* _Extracted data_:
━━━━━━━━━━━━━━━━━━━━━━━━━━━━━━

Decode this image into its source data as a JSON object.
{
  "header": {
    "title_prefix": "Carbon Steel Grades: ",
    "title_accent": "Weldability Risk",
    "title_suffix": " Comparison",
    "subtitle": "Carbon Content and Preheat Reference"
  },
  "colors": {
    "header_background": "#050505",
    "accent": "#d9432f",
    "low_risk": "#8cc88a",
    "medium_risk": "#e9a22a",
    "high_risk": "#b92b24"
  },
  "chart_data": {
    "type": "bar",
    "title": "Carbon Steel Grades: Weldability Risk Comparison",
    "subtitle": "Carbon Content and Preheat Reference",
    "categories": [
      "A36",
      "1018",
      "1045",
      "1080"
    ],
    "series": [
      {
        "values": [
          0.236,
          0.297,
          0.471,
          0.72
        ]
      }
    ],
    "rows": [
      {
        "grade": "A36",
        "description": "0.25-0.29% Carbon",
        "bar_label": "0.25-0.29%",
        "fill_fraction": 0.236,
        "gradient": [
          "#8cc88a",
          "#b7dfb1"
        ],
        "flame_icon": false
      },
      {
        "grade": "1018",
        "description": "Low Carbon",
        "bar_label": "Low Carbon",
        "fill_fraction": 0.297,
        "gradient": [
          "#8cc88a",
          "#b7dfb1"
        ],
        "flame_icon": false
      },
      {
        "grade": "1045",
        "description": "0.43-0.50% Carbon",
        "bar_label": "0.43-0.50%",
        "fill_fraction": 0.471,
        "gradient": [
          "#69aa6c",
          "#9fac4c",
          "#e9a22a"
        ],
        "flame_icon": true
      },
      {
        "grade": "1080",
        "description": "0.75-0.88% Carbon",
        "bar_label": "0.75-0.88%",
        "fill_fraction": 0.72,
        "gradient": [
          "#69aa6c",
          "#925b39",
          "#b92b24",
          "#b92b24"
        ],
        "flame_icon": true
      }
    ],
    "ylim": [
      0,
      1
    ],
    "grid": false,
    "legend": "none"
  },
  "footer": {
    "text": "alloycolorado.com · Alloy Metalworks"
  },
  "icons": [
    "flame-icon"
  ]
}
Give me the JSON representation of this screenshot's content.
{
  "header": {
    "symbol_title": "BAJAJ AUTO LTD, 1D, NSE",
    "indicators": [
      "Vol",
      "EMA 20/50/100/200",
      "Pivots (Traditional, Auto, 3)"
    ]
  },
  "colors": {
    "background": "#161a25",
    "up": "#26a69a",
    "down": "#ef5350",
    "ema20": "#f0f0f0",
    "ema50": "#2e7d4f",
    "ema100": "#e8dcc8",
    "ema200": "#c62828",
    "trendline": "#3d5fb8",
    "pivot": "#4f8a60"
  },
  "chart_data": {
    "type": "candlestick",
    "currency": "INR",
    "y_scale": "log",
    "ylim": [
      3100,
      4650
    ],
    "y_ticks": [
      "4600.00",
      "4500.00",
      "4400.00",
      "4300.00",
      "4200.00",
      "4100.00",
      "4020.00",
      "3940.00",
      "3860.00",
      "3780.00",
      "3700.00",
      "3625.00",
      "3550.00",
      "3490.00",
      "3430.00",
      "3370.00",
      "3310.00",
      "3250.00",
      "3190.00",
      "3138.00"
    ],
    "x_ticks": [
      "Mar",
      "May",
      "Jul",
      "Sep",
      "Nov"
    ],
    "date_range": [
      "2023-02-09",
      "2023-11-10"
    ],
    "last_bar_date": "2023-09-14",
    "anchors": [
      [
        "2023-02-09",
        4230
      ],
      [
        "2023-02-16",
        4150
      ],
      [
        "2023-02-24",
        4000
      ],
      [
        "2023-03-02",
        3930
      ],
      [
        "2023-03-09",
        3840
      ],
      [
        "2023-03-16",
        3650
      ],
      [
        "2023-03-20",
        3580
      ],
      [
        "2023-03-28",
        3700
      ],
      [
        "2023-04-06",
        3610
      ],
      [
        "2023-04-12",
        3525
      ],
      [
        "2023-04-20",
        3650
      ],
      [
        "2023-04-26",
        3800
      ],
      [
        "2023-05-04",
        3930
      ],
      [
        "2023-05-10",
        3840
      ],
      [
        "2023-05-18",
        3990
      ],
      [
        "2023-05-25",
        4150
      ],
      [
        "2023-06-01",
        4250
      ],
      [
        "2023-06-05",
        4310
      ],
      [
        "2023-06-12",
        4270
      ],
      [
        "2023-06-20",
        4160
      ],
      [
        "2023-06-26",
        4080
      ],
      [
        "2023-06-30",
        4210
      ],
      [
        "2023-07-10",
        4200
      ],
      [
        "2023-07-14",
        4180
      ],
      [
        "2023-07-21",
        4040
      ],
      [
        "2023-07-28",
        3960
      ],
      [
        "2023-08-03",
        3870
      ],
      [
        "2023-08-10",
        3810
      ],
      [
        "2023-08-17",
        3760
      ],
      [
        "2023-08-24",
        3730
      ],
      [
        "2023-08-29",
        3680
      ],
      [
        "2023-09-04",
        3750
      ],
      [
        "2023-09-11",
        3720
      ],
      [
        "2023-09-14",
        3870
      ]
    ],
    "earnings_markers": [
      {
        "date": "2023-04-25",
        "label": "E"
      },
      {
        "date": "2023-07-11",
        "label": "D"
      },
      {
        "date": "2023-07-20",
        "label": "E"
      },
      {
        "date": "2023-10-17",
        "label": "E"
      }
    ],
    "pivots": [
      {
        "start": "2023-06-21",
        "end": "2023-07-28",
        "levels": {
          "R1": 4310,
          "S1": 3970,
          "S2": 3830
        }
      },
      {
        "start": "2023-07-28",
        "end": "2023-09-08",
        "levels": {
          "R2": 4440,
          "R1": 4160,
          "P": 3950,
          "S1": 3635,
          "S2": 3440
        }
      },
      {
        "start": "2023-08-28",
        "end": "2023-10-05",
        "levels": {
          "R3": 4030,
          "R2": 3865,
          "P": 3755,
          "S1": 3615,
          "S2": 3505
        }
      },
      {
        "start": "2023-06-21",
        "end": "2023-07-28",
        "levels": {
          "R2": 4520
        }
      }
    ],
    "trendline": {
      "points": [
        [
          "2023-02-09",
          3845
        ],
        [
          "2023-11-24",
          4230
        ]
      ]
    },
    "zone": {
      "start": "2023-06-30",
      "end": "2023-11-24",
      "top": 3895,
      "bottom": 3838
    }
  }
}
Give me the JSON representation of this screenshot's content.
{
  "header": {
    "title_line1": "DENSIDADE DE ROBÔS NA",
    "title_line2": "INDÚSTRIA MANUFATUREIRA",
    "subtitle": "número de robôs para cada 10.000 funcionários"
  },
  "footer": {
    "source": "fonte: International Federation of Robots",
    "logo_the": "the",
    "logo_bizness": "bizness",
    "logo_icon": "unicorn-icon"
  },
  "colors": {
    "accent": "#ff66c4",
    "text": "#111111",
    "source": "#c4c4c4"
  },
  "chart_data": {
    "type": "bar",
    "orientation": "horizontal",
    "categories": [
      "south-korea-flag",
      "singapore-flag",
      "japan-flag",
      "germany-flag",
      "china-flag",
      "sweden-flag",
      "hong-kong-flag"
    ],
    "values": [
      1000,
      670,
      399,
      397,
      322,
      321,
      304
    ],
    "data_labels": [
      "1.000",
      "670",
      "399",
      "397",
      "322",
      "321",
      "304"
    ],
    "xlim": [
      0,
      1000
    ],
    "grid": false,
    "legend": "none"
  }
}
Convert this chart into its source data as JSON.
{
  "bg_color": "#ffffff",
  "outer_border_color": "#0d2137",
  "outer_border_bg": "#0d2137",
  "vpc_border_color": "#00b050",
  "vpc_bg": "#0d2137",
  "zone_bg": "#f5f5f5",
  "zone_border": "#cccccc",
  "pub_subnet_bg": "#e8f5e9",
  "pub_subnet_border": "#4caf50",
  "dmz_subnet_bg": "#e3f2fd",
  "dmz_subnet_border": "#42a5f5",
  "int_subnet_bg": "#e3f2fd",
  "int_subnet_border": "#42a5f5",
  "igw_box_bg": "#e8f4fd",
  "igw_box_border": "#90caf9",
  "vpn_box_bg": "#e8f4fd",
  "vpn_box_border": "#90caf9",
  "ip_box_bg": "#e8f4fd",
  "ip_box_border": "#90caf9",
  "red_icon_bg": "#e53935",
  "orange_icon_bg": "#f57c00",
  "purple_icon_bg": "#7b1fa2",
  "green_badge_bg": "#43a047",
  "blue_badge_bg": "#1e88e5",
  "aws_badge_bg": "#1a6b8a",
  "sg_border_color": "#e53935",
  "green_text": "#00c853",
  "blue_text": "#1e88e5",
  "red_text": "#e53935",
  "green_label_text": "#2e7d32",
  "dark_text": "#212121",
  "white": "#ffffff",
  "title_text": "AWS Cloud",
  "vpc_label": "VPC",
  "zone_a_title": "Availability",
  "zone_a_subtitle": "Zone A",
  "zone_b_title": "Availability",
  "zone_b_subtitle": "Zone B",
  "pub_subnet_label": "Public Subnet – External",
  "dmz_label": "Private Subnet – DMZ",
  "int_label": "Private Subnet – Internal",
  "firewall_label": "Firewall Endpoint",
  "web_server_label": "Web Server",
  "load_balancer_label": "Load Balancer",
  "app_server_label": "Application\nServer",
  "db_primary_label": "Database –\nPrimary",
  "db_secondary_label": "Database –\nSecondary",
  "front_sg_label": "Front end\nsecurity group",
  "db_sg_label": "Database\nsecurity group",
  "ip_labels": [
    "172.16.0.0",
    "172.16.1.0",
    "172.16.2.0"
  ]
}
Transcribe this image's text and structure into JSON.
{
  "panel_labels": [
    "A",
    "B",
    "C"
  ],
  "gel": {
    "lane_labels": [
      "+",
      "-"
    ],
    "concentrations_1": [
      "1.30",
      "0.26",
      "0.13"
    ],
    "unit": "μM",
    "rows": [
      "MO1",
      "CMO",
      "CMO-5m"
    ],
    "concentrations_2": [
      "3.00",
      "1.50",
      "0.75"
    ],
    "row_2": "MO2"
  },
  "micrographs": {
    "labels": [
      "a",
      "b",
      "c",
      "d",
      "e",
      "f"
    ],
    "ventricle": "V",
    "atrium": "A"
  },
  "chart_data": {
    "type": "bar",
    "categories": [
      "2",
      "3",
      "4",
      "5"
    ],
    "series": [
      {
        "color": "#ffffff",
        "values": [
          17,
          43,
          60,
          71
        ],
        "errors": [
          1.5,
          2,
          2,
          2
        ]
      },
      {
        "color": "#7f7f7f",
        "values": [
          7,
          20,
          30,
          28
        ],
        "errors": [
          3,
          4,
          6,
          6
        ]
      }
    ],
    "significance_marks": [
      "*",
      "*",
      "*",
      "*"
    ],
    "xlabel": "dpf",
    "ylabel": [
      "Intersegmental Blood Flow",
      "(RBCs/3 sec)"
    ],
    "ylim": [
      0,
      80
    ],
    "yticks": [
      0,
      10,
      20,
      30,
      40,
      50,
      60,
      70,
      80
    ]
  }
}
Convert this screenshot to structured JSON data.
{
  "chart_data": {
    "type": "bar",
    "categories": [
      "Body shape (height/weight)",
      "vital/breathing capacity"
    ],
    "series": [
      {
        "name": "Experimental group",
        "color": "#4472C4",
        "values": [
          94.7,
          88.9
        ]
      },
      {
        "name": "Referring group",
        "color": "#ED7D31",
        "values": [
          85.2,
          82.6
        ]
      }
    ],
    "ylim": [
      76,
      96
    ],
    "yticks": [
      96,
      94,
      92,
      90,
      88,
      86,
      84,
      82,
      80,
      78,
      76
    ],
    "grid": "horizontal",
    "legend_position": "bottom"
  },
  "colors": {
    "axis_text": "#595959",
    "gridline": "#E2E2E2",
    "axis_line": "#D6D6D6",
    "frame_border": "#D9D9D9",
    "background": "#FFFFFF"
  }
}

━━━━━━━━━━━━━━━━━━━━━━━━━━━━━━

* _What you are asked to do_: Identify each line holding the string "description", and copy it out.

* _Exercise result_:
        "description": "0.25-0.29% Carbon",
        "description": "Low Carbon",
        "description": "0.43-0.50% Carbon",
        "description": "0.75-0.88% Carbon",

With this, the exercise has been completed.